Quote the records word for word, starting at their first line and ending after the line that contains "pencil-icon [1005,658,1017,670]".

|---|

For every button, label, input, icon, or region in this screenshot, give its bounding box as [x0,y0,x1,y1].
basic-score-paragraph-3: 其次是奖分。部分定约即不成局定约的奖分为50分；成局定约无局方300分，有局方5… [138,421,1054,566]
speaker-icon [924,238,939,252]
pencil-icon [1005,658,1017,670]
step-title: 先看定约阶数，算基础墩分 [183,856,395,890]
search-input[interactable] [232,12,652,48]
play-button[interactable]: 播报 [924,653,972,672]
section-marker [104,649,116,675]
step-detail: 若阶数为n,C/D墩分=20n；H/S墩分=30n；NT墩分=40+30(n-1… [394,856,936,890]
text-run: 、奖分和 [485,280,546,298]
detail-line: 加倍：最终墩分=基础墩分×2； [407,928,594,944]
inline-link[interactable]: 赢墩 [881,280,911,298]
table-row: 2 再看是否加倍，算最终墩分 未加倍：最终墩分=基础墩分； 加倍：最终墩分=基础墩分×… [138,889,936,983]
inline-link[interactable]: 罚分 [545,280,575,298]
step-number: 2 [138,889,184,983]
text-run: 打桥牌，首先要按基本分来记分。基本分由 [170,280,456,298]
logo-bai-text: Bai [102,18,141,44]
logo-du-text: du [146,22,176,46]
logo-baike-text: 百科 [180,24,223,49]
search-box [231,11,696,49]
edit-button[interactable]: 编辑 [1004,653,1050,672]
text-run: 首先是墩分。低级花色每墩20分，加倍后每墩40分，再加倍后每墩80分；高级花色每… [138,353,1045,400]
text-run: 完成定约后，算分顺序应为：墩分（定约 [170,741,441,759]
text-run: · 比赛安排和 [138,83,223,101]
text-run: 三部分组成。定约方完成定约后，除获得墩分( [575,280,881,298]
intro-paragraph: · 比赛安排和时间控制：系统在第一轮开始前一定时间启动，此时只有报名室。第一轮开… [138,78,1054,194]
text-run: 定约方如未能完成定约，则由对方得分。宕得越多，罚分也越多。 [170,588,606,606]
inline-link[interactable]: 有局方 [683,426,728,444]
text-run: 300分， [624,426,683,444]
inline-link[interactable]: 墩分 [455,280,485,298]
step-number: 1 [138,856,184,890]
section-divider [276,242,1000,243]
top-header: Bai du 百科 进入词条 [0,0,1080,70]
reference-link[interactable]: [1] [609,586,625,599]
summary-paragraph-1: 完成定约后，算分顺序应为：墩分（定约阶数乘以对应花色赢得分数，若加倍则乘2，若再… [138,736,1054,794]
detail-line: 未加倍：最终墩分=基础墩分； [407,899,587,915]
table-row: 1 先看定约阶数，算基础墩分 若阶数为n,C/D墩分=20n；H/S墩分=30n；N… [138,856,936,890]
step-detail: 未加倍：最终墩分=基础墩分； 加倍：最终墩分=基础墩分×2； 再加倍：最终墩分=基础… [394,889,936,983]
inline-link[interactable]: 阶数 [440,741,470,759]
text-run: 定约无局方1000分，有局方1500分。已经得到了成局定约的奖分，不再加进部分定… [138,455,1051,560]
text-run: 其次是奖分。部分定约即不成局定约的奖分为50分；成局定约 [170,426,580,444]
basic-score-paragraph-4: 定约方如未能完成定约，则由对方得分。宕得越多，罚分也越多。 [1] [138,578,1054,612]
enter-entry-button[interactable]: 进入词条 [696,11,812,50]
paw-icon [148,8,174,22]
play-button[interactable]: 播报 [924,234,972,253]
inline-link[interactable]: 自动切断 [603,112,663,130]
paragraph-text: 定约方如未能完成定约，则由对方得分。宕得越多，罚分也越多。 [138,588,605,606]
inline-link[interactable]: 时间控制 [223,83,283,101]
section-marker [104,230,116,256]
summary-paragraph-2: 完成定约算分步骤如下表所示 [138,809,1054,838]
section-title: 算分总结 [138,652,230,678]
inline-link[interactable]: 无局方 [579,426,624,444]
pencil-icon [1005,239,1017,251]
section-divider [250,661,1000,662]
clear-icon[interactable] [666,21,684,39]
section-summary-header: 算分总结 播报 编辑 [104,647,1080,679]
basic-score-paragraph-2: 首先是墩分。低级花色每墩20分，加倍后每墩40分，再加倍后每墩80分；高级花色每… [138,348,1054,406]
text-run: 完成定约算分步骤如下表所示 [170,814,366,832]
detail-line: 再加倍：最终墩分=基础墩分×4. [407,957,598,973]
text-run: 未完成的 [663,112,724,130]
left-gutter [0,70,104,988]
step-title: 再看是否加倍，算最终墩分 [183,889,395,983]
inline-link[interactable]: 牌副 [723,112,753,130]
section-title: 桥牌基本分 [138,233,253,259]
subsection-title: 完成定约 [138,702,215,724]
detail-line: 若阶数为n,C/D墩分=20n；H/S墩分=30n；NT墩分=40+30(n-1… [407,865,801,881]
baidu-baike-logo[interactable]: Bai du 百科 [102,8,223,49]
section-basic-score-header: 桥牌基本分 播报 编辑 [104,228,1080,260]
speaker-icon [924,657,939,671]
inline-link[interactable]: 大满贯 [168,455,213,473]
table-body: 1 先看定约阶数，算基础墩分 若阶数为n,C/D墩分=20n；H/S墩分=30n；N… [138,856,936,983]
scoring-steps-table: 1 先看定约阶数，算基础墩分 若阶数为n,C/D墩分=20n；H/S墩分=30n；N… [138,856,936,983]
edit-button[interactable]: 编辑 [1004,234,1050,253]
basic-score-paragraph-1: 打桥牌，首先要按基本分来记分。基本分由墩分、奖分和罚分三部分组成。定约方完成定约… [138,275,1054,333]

|---|

Task answer:
For every button, label, input, icon, or region in this screenshot, give its bounding box as [x0,y0,x1,y1].
basic-score-paragraph-3: 其次是奖分。部分定约即不成局定约的奖分为50分；成局定约无局方300分，有局方5… [138,421,1054,566]
speaker-icon [924,238,939,252]
pencil-icon [1005,658,1017,670]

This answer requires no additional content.